|
|||||||
|
|
![]() |
|
|
Pivot Data with SQL/400 by Michael Sansoterra [The code for this article is available for download.] Have you ever received an annoying report request from management asking that the data be presented summarized in columns and rows, rather than just by rows? To further complicate things, the data to be presented in the columns wouldn't necessarily be consistent between runs, so you had to dynamically calculate column contents. Sound familiar? Cross tab queries provide the perfect solution for just such a dilemma. Microsoft's Access and Excel have cross tab queries and pivot tables, to provide a programmer or user with the ability to easily create such data transformations. The Create Cross Tab SQL (CRTCTSQL) utility presented here is intended to bring similar functionality to the iSeries. Because it uses embedded SQL and free-form RPG, CRTCTSQL requires the DB2 SQL Development Kit to be installed, along with OS/400 V5R1 or later. Cross tab queries are a splendid tool for data analysis. They allow data to be dynamically summarized by row and column values. In SQL, the GROUP BY clause summarizes data by predefined row values (a one-dimensional summary). A cross tab query can be thought of as providing a two-dimensional GROUP BY, summarizing predefined values by both row and column. Figure 1 shows the result of a simple one-dimensional data summarization. Data is summarized by the unique row values found in the period and category columns.

• [Element box records]
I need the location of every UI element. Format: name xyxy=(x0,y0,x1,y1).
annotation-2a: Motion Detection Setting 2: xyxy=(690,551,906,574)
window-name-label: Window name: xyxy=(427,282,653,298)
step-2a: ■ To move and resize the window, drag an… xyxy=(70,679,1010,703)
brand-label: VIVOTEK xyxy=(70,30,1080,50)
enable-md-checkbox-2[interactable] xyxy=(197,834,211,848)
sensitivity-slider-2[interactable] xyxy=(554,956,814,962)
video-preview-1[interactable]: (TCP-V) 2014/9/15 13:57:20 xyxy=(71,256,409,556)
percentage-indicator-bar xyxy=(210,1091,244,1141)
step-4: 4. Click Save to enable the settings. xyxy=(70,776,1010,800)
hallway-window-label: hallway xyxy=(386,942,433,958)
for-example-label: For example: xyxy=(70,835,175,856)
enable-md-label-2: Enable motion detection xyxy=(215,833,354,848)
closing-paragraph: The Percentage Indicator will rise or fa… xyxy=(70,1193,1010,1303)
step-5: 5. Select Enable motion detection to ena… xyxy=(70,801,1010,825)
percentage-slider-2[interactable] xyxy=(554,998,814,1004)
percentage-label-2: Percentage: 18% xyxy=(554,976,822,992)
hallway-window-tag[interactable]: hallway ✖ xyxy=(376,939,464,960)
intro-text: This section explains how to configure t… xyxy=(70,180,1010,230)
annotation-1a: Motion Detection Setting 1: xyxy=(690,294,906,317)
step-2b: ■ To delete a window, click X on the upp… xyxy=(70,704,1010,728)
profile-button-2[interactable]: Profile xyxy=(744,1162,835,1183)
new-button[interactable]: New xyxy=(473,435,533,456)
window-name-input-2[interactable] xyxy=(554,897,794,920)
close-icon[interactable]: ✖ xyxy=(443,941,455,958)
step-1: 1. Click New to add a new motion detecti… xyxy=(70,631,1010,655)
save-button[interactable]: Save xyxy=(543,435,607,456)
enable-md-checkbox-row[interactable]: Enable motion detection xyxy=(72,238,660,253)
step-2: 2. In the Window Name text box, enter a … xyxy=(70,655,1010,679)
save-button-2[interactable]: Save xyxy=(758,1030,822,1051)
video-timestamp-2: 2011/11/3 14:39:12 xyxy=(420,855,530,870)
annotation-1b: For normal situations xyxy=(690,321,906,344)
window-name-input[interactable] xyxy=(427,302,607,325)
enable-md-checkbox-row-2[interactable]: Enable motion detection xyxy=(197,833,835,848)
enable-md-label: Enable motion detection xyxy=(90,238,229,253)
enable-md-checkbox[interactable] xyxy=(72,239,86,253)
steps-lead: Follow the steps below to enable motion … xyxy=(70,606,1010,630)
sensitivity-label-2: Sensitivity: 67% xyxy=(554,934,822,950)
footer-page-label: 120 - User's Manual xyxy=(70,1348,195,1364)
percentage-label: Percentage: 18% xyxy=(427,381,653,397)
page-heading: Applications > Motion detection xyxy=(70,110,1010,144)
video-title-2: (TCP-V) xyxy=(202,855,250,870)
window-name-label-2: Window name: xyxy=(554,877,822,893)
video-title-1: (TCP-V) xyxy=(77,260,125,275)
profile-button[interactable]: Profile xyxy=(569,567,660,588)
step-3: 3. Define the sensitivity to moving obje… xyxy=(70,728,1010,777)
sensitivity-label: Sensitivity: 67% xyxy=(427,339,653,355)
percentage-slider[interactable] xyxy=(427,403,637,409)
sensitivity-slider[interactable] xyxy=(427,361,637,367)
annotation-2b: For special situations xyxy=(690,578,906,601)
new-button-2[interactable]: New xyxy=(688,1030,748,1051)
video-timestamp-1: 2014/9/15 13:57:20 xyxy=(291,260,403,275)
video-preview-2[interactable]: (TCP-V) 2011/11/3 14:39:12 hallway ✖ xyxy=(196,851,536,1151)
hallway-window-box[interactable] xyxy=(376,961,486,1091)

• [What you will do]
Using the article on pivoting data with SQL/400, answer these:
(a) Which two Microsoft programs does it name as having cross tab queries and pivot tables?
(b) What must be installed for CRTCTSQL to run, and which OS/400 release is needed?
(c) In Figure 1, by the unique values in which columns is the data summarized?

• [Result of this exercise]
(a) Access and Excel.
(b) The DB2 SQL Development Kit, with OS/400 V5R1 or later.
(c) The period and category columns.